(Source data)
▼▼▼

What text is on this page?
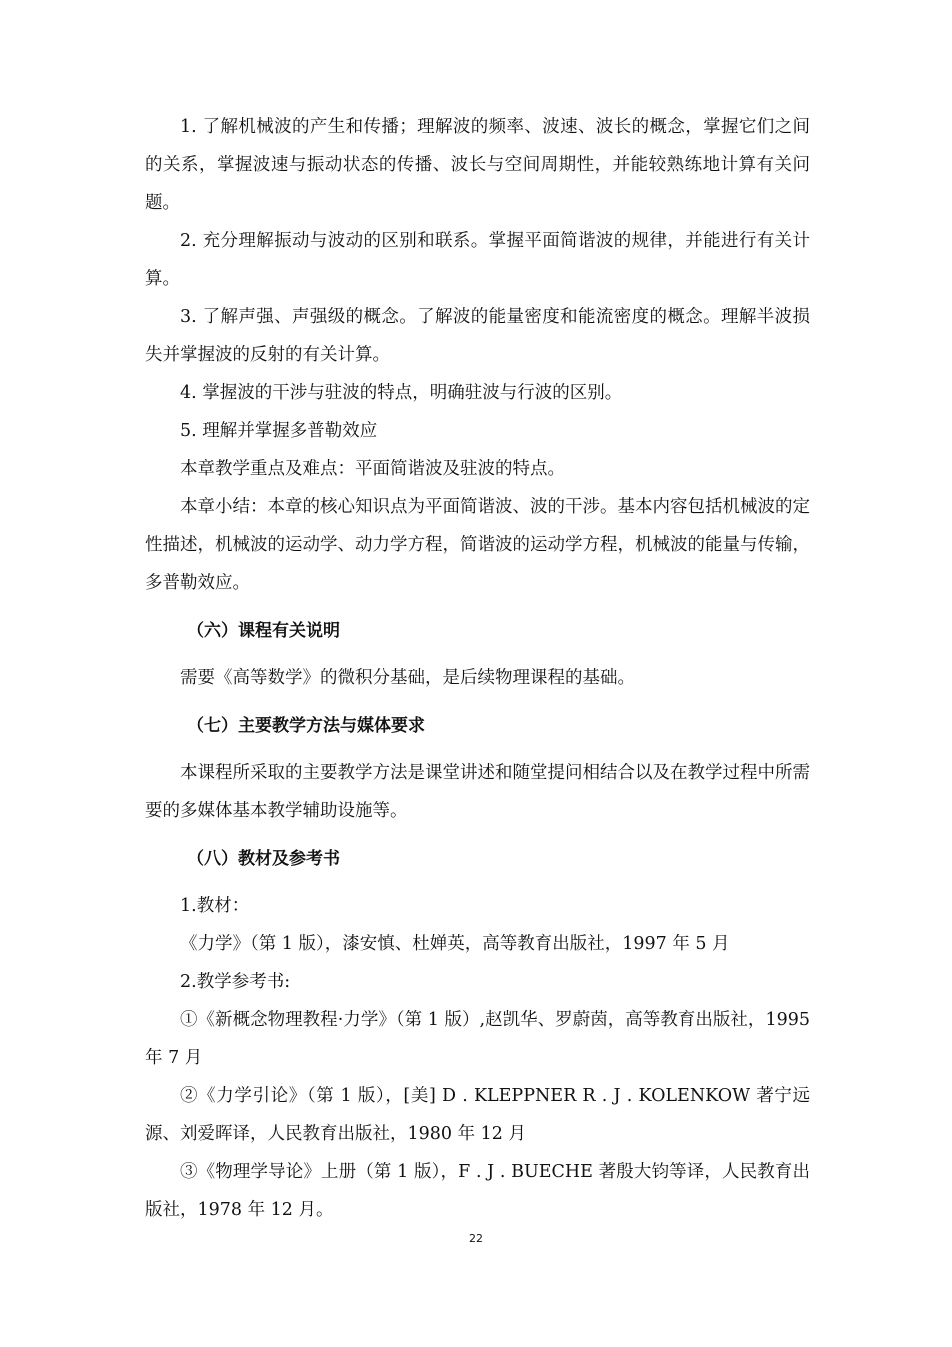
1. 了解机械波的产生和传播；理解波的频率、波速、波长的概念，掌握它们之间的关系，掌握波速与振动状态的传播、波长与空间周期性，并能较熟练地计算有关问题。

2. 充分理解振动与波动的区别和联系。掌握平面简谐波的规律，并能进行有关计算。

3. 了解声强、声强级的概念。了解波的能量密度和能流密度的概念。理解半波损失并掌握波的反射的有关计算。

4. 掌握波的干涉与驻波的特点，明确驻波与行波的区别。

5. 理解并掌握多普勒效应

本章教学重点及难点：平面简谐波及驻波的特点。

本章小结：本章的核心知识点为平面简谐波、波的干涉。基本内容包括机械波的定性描述，机械波的运动学、动力学方程，简谐波的运动学方程，机械波的能量与传输，多普勒效应。

（六）课程有关说明

需要《高等数学》的微积分基础，是后续物理课程的基础。

（七）主要教学方法与媒体要求

本课程所采取的主要教学方法是课堂讲述和随堂提问相结合以及在教学过程中所需要的多媒体基本教学辅助设施等。

（八）教材及参考书

1.教材：

《力学》（第 1 版），漆安慎、杜婵英，高等教育出版社，1997 年 5 月

2.教学参考书:

①《新概念物理教程·力学》（第 1 版）,赵凯华、罗蔚茵，高等教育出版社，1995 年 7 月

②《力学引论》（第 1 版），[美] D . KLEPPNER R . J . KOLENKOW 著宁远源、刘爱晖译，人民教育出版社，1980 年 12 月

③《物理学导论》上册（第 1 版），F . J . BUECHE 著殷大钧等译，人民教育出版社，1978 年 12 月。

22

▲▲▲

§ Exercise goal
Return the listing above unchanged, apart from dropping its pictures.

§ Solution to the problem
What text is on this page?
1. 了解机械波的产生和传播；理解波的频率、波速、波长的概念，掌握它们之间的关系，掌握波速与振动状态的传播、波长与空间周期性，并能较熟练地计算有关问题。

2. 充分理解振动与波动的区别和联系。掌握平面简谐波的规律，并能进行有关计算。

3. 了解声强、声强级的概念。了解波的能量密度和能流密度的概念。理解半波损失并掌握波的反射的有关计算。

4. 掌握波的干涉与驻波的特点，明确驻波与行波的区别。

5. 理解并掌握多普勒效应

本章教学重点及难点：平面简谐波及驻波的特点。

本章小结：本章的核心知识点为平面简谐波、波的干涉。基本内容包括机械波的定性描述，机械波的运动学、动力学方程，简谐波的运动学方程，机械波的能量与传输，多普勒效应。

（六）课程有关说明

需要《高等数学》的微积分基础，是后续物理课程的基础。

（七）主要教学方法与媒体要求

本课程所采取的主要教学方法是课堂讲述和随堂提问相结合以及在教学过程中所需要的多媒体基本教学辅助设施等。

（八）教材及参考书

1.教材：

《力学》（第 1 版），漆安慎、杜婵英，高等教育出版社，1997 年 5 月

2.教学参考书:

①《新概念物理教程·力学》（第 1 版）,赵凯华、罗蔚茵，高等教育出版社，1995 年 7 月

②《力学引论》（第 1 版），[美] D . KLEPPNER R . J . KOLENKOW 著宁远源、刘爱晖译，人民教育出版社，1980 年 12 月

③《物理学导论》上册（第 1 版），F . J . BUECHE 著殷大钧等译，人民教育出版社，1978 年 12 月。

22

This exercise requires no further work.